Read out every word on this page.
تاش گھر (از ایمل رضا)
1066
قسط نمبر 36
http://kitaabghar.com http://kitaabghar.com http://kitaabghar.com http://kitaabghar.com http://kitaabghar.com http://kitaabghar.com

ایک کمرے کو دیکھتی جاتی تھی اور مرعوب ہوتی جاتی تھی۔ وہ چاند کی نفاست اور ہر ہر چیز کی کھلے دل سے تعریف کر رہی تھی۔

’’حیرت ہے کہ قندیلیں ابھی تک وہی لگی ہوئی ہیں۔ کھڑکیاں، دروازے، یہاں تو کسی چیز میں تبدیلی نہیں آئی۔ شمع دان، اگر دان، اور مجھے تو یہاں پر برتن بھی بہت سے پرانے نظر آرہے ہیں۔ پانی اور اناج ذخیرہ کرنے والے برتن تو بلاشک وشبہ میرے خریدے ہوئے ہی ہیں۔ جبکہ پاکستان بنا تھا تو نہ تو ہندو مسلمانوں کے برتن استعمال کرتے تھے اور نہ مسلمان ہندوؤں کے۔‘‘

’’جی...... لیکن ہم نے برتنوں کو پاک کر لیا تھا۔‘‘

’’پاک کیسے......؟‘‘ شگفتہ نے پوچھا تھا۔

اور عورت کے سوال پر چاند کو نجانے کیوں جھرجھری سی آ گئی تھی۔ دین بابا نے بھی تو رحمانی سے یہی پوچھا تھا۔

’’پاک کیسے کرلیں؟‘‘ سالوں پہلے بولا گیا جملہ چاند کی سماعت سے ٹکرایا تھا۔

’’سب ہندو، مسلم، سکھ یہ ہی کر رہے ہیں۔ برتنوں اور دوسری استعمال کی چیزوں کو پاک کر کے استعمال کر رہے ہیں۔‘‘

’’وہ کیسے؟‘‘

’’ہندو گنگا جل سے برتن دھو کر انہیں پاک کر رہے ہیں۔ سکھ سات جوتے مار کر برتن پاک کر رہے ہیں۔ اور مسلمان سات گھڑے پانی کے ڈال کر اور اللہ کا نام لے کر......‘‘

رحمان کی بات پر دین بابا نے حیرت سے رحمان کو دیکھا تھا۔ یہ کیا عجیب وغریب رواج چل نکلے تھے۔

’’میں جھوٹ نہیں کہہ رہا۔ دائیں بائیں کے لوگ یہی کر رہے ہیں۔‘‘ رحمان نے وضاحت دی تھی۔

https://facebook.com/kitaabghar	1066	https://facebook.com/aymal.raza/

________________________________________

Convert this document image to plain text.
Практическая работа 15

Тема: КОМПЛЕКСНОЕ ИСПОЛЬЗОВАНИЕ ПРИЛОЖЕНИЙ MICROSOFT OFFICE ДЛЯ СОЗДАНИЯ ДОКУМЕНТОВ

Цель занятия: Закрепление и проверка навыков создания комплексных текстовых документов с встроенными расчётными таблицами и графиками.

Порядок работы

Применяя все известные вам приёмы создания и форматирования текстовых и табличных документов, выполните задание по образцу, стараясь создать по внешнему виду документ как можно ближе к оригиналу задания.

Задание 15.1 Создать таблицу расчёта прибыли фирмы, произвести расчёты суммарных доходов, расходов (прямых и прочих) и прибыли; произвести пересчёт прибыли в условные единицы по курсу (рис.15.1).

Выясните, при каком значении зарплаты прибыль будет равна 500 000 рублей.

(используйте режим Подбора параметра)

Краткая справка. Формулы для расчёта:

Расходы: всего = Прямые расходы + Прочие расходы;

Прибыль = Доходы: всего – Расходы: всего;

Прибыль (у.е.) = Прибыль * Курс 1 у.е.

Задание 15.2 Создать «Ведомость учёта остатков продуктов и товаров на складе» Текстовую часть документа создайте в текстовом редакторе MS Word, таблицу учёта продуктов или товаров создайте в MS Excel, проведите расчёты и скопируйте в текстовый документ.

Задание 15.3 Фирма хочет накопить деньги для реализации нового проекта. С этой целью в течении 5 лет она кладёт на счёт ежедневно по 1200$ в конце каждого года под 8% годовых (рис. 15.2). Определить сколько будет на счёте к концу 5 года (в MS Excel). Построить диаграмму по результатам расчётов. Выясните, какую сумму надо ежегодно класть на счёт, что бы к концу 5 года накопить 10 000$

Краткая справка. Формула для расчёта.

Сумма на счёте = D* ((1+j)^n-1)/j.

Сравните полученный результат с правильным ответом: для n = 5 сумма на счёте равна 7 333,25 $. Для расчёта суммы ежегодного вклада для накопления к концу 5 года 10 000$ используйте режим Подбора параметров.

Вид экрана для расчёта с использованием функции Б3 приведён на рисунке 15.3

________________________________________

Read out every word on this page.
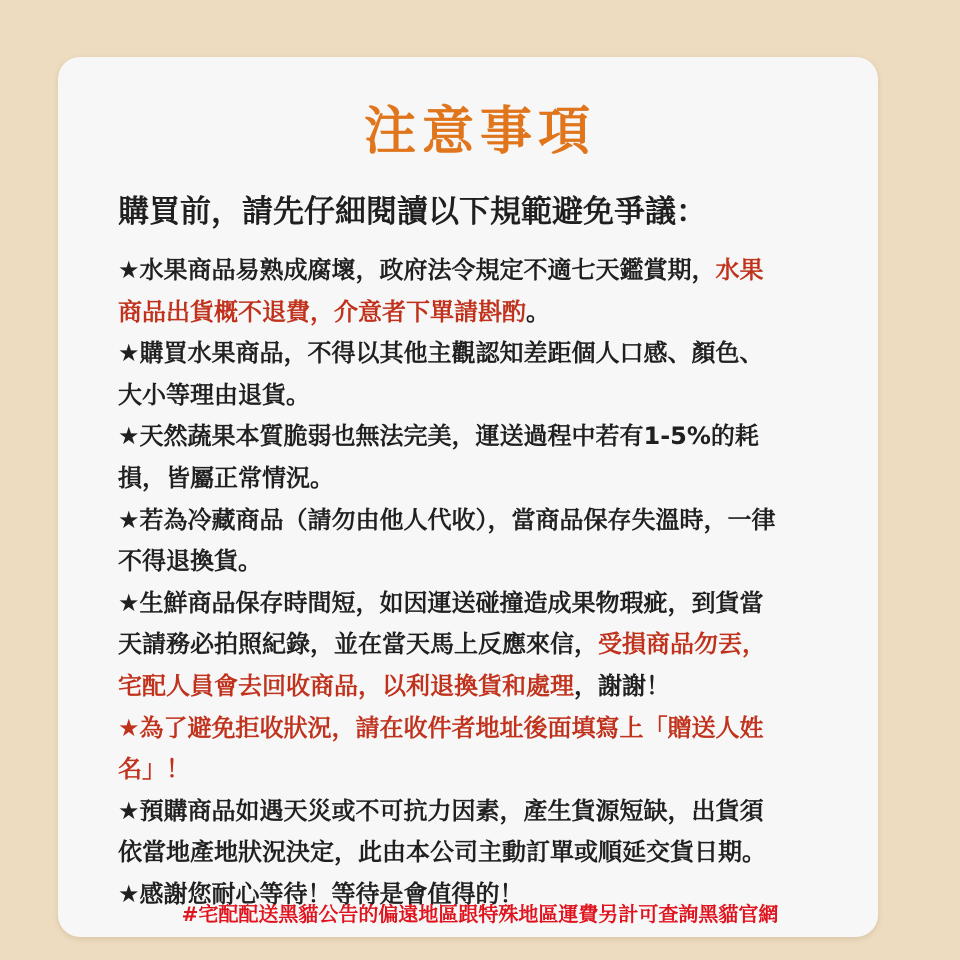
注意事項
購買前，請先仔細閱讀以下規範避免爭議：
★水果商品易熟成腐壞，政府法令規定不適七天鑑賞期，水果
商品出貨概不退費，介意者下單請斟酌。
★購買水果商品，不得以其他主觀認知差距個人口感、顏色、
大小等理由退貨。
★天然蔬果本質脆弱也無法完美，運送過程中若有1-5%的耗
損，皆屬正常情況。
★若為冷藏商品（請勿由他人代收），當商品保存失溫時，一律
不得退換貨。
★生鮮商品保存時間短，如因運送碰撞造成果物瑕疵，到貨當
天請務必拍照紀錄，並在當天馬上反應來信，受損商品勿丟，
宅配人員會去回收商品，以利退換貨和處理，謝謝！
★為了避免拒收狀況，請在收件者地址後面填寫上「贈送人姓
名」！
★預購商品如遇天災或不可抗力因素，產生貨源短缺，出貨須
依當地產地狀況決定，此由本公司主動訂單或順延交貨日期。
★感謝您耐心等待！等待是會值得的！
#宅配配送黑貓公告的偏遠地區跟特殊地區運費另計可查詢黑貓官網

________________________________________

__Task description__: Review the preceding data and report every line that includes the string "کیسے".

__Exercise output__:
’’پاک کیسے......؟‘‘ شگفتہ نے پوچھا تھا۔
’’پاک کیسے کرلیں؟‘‘ سالوں پہلے بولا گیا جملہ چاند کی سماعت سے ٹکرایا تھا۔
’’وہ کیسے؟‘‘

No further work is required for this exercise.